## Work required
Scan the listing below and copy every line holding "this".
[start Entries provided]
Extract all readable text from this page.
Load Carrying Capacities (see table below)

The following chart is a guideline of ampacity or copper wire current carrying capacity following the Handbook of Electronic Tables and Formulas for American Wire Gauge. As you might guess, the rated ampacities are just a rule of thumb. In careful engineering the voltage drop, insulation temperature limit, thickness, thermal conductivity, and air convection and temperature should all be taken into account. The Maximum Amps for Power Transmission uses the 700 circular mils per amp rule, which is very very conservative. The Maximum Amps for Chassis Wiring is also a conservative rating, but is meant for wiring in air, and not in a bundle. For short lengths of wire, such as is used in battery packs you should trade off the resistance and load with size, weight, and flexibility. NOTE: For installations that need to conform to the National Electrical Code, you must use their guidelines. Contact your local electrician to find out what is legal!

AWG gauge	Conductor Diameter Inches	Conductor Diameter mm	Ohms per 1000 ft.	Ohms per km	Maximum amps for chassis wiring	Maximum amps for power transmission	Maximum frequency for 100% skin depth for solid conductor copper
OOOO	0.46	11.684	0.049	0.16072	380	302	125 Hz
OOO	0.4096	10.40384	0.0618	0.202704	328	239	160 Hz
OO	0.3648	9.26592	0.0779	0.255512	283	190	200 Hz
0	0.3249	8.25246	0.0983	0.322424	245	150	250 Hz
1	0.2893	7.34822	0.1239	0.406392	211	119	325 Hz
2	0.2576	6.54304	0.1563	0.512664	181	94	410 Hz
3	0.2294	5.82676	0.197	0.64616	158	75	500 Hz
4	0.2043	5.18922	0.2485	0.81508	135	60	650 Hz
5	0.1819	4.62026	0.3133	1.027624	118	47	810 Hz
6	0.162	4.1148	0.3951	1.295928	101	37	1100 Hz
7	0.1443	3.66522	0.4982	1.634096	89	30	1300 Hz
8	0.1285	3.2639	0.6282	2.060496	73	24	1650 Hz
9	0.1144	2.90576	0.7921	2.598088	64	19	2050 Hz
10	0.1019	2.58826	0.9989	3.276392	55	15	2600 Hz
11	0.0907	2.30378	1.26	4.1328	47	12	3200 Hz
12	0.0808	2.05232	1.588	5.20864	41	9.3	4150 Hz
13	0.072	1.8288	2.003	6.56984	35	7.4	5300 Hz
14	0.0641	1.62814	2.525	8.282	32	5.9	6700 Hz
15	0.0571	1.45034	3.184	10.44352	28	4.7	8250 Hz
[end Entries provided]
[start Entries provided]
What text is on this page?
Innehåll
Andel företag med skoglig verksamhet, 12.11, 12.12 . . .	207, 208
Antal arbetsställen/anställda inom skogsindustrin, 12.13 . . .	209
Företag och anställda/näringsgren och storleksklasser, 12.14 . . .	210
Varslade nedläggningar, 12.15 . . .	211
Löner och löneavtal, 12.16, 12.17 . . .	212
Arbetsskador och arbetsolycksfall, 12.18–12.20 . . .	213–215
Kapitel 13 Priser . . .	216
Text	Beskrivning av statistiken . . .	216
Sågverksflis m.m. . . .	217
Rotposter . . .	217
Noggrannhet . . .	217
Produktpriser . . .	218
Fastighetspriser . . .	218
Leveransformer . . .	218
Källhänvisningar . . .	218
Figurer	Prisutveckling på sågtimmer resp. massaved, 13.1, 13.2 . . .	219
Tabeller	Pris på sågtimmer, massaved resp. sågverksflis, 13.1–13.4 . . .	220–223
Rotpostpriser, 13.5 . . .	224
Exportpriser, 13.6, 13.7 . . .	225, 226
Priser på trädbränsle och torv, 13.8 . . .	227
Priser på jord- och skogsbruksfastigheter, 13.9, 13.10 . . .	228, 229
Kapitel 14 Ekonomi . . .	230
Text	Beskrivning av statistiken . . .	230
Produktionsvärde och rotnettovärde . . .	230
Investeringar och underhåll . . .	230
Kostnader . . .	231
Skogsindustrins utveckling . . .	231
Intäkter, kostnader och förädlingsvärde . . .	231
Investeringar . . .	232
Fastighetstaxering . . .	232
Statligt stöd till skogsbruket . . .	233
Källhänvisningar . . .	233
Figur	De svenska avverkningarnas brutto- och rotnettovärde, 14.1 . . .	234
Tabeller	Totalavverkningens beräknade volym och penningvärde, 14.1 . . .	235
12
[end Entries provided]
## Written reply
Extract all readable text from this page.
What text is on this page?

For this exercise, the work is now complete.